# SUPPLIED ENTRIES:

— start —

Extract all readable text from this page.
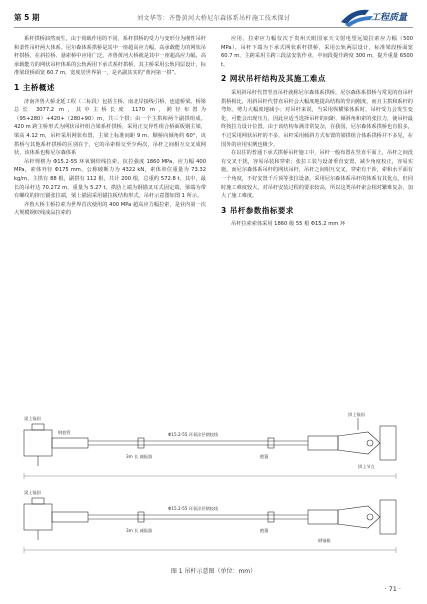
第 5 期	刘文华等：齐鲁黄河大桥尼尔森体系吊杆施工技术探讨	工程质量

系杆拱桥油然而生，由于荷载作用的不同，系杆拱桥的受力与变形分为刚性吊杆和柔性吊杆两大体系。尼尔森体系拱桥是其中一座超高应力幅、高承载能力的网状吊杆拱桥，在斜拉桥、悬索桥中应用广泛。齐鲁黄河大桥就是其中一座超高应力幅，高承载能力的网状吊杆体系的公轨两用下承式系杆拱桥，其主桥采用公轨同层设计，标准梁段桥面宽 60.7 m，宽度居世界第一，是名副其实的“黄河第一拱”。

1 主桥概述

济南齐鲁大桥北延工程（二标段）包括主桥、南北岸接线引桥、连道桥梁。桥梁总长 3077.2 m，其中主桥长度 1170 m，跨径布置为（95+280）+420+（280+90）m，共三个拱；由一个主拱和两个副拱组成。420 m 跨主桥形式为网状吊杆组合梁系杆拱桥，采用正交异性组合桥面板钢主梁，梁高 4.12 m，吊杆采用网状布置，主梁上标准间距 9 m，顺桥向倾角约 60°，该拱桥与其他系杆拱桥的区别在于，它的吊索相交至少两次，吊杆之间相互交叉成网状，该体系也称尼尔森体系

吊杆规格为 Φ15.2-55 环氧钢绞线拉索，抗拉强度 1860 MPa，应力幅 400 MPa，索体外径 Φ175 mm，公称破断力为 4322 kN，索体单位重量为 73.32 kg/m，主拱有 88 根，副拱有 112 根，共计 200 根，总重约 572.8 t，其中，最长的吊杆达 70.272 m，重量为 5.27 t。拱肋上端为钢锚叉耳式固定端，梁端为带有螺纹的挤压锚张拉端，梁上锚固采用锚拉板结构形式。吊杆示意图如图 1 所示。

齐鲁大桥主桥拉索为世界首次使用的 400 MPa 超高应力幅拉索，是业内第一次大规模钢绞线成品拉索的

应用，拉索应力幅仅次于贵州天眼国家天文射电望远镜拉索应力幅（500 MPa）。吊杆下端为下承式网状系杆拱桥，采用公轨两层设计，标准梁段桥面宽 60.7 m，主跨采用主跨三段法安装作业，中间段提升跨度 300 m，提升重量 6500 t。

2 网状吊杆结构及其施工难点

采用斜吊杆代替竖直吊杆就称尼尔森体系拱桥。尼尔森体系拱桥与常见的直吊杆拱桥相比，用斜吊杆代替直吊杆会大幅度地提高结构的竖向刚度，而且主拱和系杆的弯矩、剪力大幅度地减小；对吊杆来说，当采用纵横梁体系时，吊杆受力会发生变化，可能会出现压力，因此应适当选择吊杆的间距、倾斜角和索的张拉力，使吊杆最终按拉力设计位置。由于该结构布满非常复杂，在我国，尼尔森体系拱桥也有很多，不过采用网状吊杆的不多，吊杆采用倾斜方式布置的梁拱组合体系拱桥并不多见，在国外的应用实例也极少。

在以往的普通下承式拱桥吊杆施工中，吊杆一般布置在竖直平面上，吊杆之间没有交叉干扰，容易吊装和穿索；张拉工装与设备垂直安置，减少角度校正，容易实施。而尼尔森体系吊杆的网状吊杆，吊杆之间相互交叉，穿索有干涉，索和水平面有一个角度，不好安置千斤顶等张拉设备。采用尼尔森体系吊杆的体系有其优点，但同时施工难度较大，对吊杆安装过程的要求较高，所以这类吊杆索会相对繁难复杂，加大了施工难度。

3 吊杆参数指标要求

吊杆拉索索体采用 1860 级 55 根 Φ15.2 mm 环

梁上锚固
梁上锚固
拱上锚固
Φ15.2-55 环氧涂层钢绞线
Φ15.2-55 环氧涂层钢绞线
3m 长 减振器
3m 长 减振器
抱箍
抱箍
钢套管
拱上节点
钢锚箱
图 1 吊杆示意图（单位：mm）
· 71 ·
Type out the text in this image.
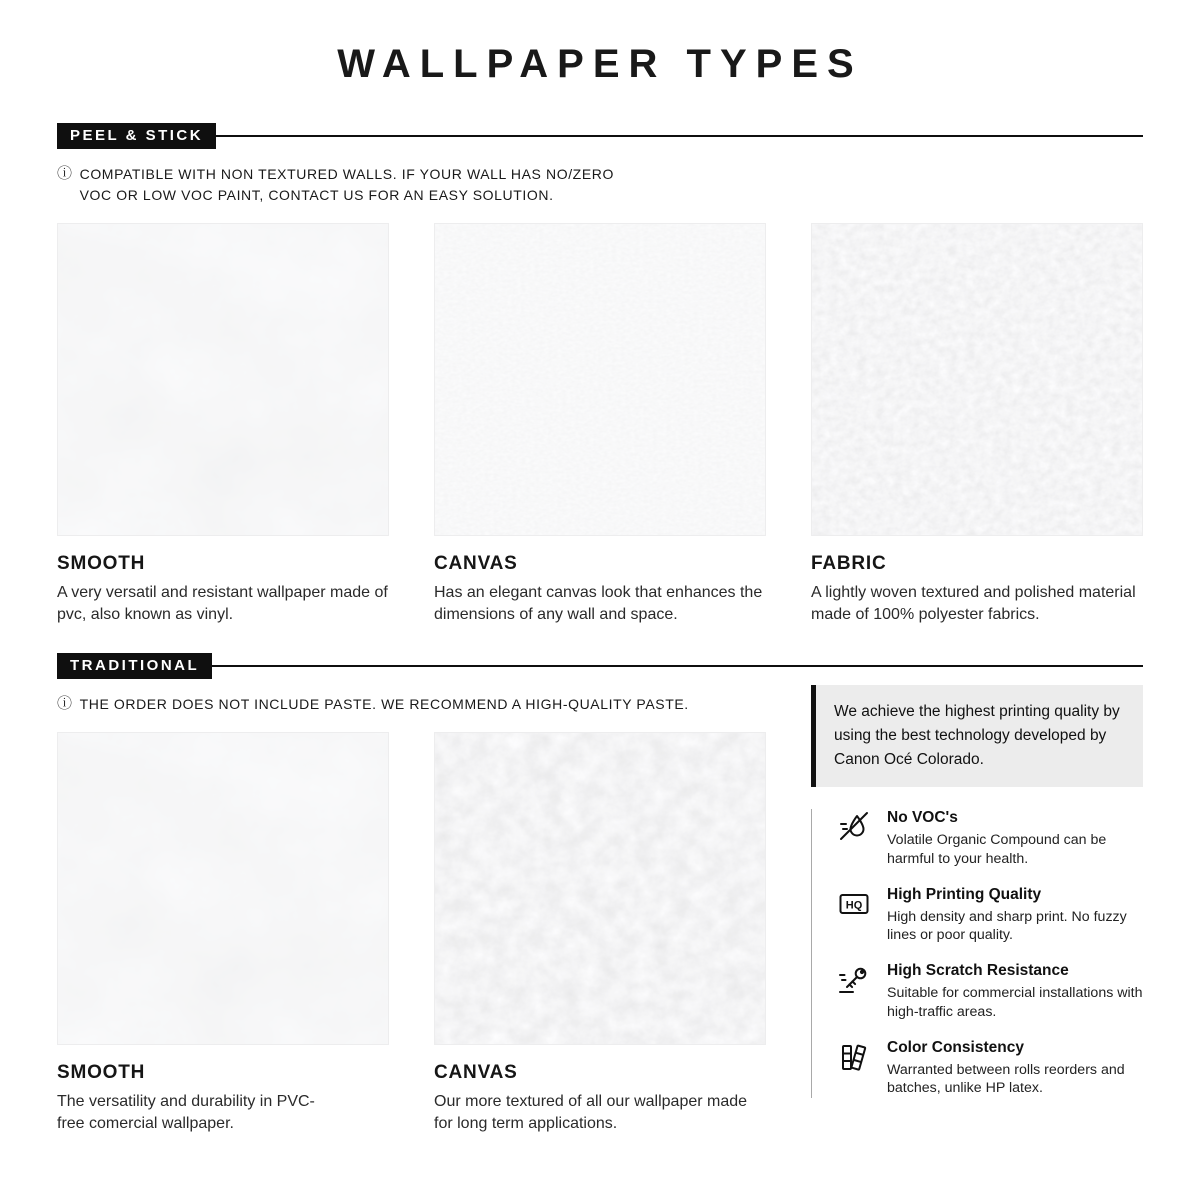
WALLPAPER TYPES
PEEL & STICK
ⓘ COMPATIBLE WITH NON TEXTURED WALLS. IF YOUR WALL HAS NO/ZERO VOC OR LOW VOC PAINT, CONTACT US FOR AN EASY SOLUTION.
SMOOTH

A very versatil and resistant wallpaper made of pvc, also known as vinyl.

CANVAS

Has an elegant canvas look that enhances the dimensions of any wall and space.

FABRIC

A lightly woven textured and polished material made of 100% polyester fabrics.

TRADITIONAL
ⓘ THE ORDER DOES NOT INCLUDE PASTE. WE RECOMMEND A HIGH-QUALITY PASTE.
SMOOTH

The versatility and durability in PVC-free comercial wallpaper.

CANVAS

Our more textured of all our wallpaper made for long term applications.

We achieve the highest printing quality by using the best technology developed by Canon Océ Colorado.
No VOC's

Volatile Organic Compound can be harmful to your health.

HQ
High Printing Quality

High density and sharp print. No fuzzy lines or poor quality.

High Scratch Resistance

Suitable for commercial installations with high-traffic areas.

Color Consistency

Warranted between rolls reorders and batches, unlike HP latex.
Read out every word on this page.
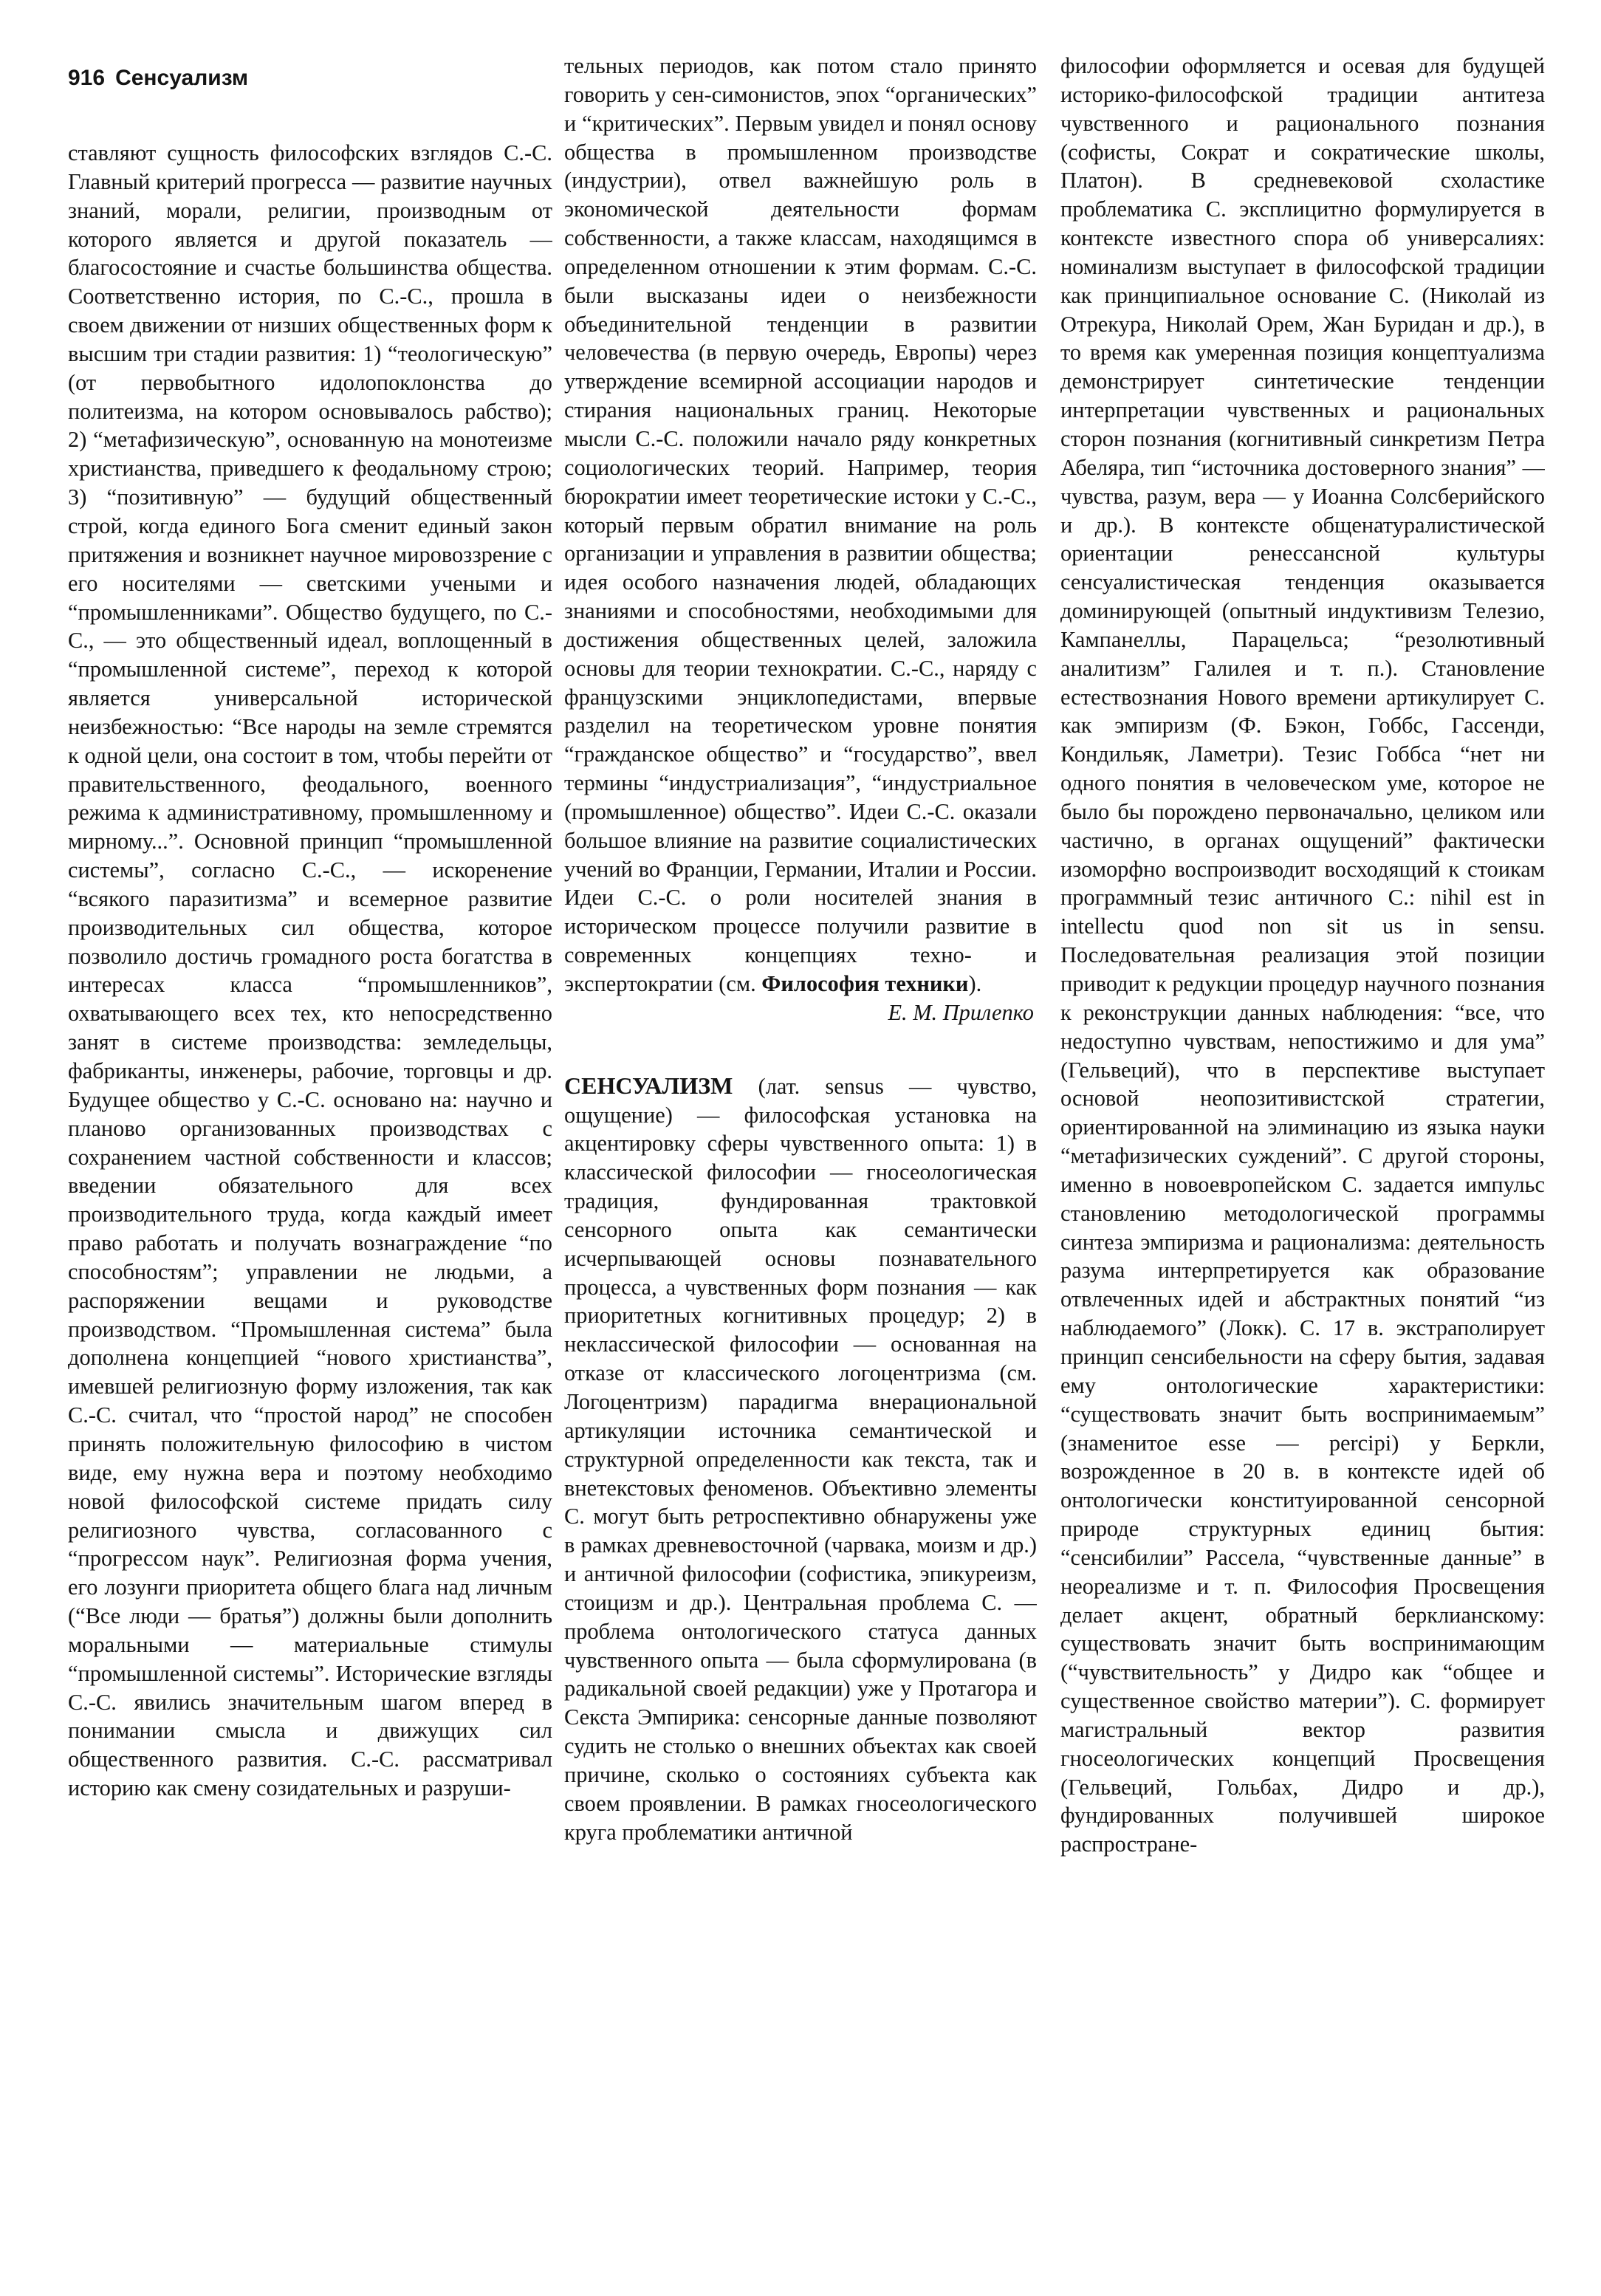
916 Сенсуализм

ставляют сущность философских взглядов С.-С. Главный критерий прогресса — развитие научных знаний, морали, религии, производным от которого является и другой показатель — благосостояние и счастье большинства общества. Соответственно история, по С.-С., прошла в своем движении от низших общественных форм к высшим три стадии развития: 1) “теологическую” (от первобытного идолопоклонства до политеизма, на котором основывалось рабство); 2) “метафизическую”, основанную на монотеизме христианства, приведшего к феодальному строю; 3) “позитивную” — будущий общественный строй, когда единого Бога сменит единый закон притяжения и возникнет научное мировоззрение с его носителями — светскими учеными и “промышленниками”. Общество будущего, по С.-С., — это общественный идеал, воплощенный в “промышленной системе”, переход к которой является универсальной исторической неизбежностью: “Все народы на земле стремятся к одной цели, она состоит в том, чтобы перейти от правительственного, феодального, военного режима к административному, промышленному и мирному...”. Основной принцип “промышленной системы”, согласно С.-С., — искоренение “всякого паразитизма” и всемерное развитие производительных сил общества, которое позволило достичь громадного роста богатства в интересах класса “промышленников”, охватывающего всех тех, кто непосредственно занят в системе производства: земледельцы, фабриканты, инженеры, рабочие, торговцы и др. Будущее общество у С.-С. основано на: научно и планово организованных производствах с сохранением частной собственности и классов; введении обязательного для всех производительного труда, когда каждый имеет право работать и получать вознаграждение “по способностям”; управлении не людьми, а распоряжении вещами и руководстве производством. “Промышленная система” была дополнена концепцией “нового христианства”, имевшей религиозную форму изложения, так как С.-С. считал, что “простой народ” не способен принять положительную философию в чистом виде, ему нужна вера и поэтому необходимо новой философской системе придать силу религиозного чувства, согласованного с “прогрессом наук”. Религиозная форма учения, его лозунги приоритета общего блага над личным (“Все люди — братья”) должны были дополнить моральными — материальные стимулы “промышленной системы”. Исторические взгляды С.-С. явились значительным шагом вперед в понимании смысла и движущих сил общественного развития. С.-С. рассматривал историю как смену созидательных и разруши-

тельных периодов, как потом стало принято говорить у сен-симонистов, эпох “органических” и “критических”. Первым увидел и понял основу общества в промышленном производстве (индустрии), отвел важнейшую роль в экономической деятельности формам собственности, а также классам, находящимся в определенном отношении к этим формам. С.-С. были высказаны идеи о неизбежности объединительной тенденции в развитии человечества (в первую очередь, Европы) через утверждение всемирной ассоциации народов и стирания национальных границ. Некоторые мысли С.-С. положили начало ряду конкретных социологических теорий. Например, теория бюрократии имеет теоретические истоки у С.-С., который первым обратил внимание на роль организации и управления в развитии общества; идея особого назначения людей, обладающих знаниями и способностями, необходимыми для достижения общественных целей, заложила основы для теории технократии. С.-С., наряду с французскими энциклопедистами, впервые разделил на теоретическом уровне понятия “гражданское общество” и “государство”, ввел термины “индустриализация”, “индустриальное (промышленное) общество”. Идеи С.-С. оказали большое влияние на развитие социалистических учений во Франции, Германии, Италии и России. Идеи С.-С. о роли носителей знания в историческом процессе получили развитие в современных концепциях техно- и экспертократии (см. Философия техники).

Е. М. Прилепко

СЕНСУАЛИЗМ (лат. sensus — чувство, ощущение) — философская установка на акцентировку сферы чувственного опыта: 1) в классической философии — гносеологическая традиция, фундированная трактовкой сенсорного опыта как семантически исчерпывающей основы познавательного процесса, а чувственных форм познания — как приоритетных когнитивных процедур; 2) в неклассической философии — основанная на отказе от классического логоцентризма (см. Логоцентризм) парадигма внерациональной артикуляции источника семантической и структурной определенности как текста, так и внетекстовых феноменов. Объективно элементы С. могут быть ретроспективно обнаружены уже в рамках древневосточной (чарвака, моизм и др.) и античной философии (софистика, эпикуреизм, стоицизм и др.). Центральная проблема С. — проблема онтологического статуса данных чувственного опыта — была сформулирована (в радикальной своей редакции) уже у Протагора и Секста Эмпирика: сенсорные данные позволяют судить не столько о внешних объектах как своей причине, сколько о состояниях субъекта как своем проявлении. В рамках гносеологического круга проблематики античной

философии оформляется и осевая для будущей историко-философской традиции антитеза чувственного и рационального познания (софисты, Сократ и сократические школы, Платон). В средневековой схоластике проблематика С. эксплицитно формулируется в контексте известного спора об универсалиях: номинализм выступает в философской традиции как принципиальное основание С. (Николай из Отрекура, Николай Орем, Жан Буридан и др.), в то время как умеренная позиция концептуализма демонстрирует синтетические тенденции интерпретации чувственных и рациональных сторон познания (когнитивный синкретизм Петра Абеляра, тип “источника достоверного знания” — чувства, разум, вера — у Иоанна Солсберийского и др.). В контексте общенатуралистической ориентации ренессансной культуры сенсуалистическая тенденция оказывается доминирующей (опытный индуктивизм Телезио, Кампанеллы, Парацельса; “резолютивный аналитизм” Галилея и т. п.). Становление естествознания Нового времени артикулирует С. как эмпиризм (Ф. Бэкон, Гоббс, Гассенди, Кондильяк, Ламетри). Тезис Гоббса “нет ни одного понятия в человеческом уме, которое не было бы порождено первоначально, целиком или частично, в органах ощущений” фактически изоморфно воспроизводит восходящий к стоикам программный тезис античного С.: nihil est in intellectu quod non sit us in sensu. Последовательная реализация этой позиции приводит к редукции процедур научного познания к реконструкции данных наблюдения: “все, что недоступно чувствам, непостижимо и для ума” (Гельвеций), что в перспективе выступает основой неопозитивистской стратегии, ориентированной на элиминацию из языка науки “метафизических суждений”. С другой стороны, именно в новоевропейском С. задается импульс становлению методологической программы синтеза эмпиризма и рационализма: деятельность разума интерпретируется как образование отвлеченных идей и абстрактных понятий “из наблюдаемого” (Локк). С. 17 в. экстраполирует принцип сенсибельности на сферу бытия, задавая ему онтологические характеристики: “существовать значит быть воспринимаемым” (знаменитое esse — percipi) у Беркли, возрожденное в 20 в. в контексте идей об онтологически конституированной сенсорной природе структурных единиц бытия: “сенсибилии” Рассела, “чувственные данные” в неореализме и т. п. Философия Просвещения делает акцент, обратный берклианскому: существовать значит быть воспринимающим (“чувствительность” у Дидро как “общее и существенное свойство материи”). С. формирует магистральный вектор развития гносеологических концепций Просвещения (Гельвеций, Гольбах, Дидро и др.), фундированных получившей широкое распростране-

— end —

# DIRECTIVE:
Extract every line that has the string "page" in it.

# TASK SOLUTION:
Extract all readable text from this page.
Read out every word on this page.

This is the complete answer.